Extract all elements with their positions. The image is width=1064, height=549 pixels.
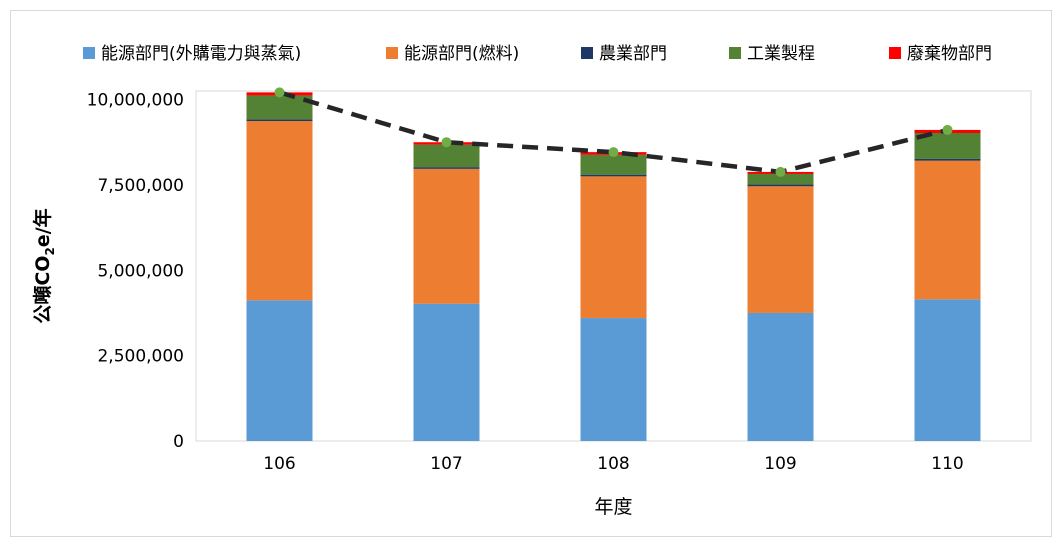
x-tick-label: 106 [263,454,295,474]
y-tick-label: 0 [173,432,184,452]
y-axis-title: 公噸CO2e/年 [31,208,57,323]
bar-segment [580,174,647,177]
x-axis-title: 年度 [594,496,632,518]
x-tick-label: 108 [597,454,629,474]
x-tick-label: 107 [430,454,462,474]
bar-segment [580,154,647,175]
total-point [942,124,953,135]
bar-segment [747,173,814,185]
stacked-bar-chart: 能源部門(外購電力與蒸氣) 能源部門(燃料) 農業部門 工業製程 廢棄物部門 0 2,50… [31,44,1032,518]
legend-label: 能源部門(外購電力與蒸氣) [101,44,301,64]
y-axis-title-tail: e/年 [31,208,54,247]
y-axis: 0 2,500,000 5,000,000 7,500,000 10,000,000 [87,91,184,452]
bar-segment [246,121,313,301]
bar-segment [914,299,981,441]
bar-segment [413,167,480,169]
y-tick-label: 10,000,000 [87,91,184,111]
y-axis-title-subscript: 2 [43,247,57,255]
legend-swatch [889,47,901,59]
bar-segment [747,184,814,187]
bar-segment [246,119,313,122]
bar-segment [413,303,480,441]
legend-item: 能源部門(燃料) [386,44,519,64]
legend-label: 農業部門 [599,44,667,64]
legend-label: 工業製程 [747,44,815,64]
legend-swatch [581,47,593,59]
legend-item: 能源部門(外購電力與蒸氣) [83,44,301,64]
bar-segment [580,176,647,319]
y-axis-title-main: 公噸CO [31,256,54,324]
legend-swatch [83,47,95,59]
legend-item: 工業製程 [729,44,815,64]
bar-segment [747,186,814,313]
bars [246,92,981,441]
total-point [775,166,786,177]
legend-swatch [729,47,741,59]
legend-label: 能源部門(燃料) [404,44,519,64]
y-tick-label: 5,000,000 [97,261,184,281]
y-tick-label: 2,500,000 [97,347,184,367]
total-line [274,87,953,177]
legend-item: 廢棄物部門 [889,44,992,64]
chart-frame: 能源部門(外購電力與蒸氣) 能源部門(燃料) 農業部門 工業製程 廢棄物部門 0 2,50… [10,10,1052,537]
x-tick-label: 109 [764,454,796,474]
total-point [441,137,452,148]
bar-segment [413,168,480,304]
bar-segment [413,144,480,168]
x-axis: 106 107 108 109 110 [263,454,963,474]
total-point [274,87,285,98]
bar-segment [747,312,814,441]
y-tick-label: 7,500,000 [97,176,184,196]
bar-segment [914,160,981,300]
legend-label: 廢棄物部門 [907,44,992,64]
legend-swatch [386,47,398,59]
total-point [608,147,619,158]
bar-segment [914,158,981,161]
bar-segment [246,300,313,441]
legend-item: 農業部門 [581,44,667,64]
legend: 能源部門(外購電力與蒸氣) 能源部門(燃料) 農業部門 工業製程 廢棄物部門 [83,44,992,64]
bar-segment [246,95,313,120]
bar-segment [580,318,647,441]
x-tick-label: 110 [931,454,963,474]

Goal of the exercise: Locate every line in the item above that contains the string "農業部門", and copy each of those lines.

Exercise solution:
stacked-bar-chart: 能源部門(外購電力與蒸氣) 能源部門(燃料) 農業部門 工業製程 廢棄物部門 0 2,50… [31,44,1032,518]
legend-label: 農業部門 [599,44,667,64]
chart-frame: 能源部門(外購電力與蒸氣) 能源部門(燃料) 農業部門 工業製程 廢棄物部門 0 2,50… [10,10,1052,537]
legend-item: 農業部門 [581,44,667,64]
legend: 能源部門(外購電力與蒸氣) 能源部門(燃料) 農業部門 工業製程 廢棄物部門 [83,44,992,64]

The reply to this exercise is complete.